### [Aim of the task]
Quote all of the data that follows exactly as written, skipping the images.
########################################
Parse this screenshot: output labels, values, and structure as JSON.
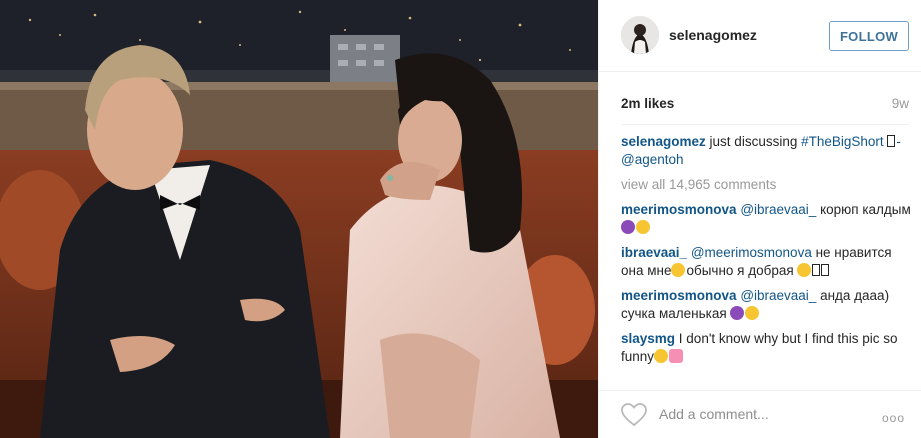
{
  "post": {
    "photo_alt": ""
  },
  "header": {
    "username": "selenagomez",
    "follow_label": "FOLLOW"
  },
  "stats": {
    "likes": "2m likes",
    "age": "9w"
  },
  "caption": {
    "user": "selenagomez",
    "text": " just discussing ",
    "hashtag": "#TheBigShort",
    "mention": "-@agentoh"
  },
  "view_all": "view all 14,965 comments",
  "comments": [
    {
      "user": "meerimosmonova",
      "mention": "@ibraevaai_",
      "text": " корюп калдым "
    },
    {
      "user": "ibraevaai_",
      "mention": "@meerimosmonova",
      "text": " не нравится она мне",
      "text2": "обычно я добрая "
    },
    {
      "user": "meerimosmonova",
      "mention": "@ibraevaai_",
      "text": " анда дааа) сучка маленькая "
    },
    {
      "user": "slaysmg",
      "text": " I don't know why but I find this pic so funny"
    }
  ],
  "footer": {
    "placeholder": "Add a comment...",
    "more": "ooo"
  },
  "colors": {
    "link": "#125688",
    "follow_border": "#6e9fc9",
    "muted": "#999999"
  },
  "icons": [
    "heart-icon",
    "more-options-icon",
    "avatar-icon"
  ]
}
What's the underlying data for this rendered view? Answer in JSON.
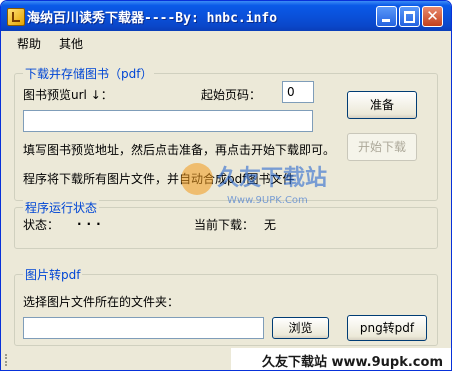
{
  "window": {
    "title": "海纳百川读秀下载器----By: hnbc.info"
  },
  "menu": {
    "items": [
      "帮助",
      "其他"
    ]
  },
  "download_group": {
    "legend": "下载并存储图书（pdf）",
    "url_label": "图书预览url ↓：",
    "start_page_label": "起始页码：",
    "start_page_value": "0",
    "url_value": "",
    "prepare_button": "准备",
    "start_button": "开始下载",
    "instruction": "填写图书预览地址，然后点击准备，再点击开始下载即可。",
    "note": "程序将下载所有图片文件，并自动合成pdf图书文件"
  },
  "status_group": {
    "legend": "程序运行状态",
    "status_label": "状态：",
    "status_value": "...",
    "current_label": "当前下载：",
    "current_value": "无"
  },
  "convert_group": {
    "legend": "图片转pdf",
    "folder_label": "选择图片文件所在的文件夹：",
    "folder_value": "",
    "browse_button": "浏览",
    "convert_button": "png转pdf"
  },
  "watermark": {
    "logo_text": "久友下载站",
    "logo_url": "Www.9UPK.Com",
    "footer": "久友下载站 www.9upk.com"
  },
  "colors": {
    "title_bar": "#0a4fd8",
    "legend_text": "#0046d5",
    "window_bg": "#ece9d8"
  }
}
########################################
### [Solution for this exercise]
Parse this screenshot: output labels, values, and structure as JSON.
{
  "post": {
    "photo_alt": ""
  },
  "header": {
    "username": "selenagomez",
    "follow_label": "FOLLOW"
  },
  "stats": {
    "likes": "2m likes",
    "age": "9w"
  },
  "caption": {
    "user": "selenagomez",
    "text": " just discussing ",
    "hashtag": "#TheBigShort",
    "mention": "-@agentoh"
  },
  "view_all": "view all 14,965 comments",
  "comments": [
    {
      "user": "meerimosmonova",
      "mention": "@ibraevaai_",
      "text": " корюп калдым "
    },
    {
      "user": "ibraevaai_",
      "mention": "@meerimosmonova",
      "text": " не нравится она мне",
      "text2": "обычно я добрая "
    },
    {
      "user": "meerimosmonova",
      "mention": "@ibraevaai_",
      "text": " анда дааа) сучка маленькая "
    },
    {
      "user": "slaysmg",
      "text": " I don't know why but I find this pic so funny"
    }
  ],
  "footer": {
    "placeholder": "Add a comment...",
    "more": "ooo"
  },
  "colors": {
    "link": "#125688",
    "follow_border": "#6e9fc9",
    "muted": "#999999"
  },
  "icons": [
    "heart-icon",
    "more-options-icon",
    "avatar-icon"
  ]
}
What's the underlying data for this rendered view? Answer in JSON.
{
  "window": {
    "title": "海纳百川读秀下载器----By: hnbc.info"
  },
  "menu": {
    "items": [
      "帮助",
      "其他"
    ]
  },
  "download_group": {
    "legend": "下载并存储图书（pdf）",
    "url_label": "图书预览url ↓：",
    "start_page_label": "起始页码：",
    "start_page_value": "0",
    "url_value": "",
    "prepare_button": "准备",
    "start_button": "开始下载",
    "instruction": "填写图书预览地址，然后点击准备，再点击开始下载即可。",
    "note": "程序将下载所有图片文件，并自动合成pdf图书文件"
  },
  "status_group": {
    "legend": "程序运行状态",
    "status_label": "状态：",
    "status_value": "...",
    "current_label": "当前下载：",
    "current_value": "无"
  },
  "convert_group": {
    "legend": "图片转pdf",
    "folder_label": "选择图片文件所在的文件夹：",
    "folder_value": "",
    "browse_button": "浏览",
    "convert_button": "png转pdf"
  },
  "watermark": {
    "logo_text": "久友下载站",
    "logo_url": "Www.9UPK.Com",
    "footer": "久友下载站 www.9upk.com"
  },
  "colors": {
    "title_bar": "#0a4fd8",
    "legend_text": "#0046d5",
    "window_bg": "#ece9d8"
  }
}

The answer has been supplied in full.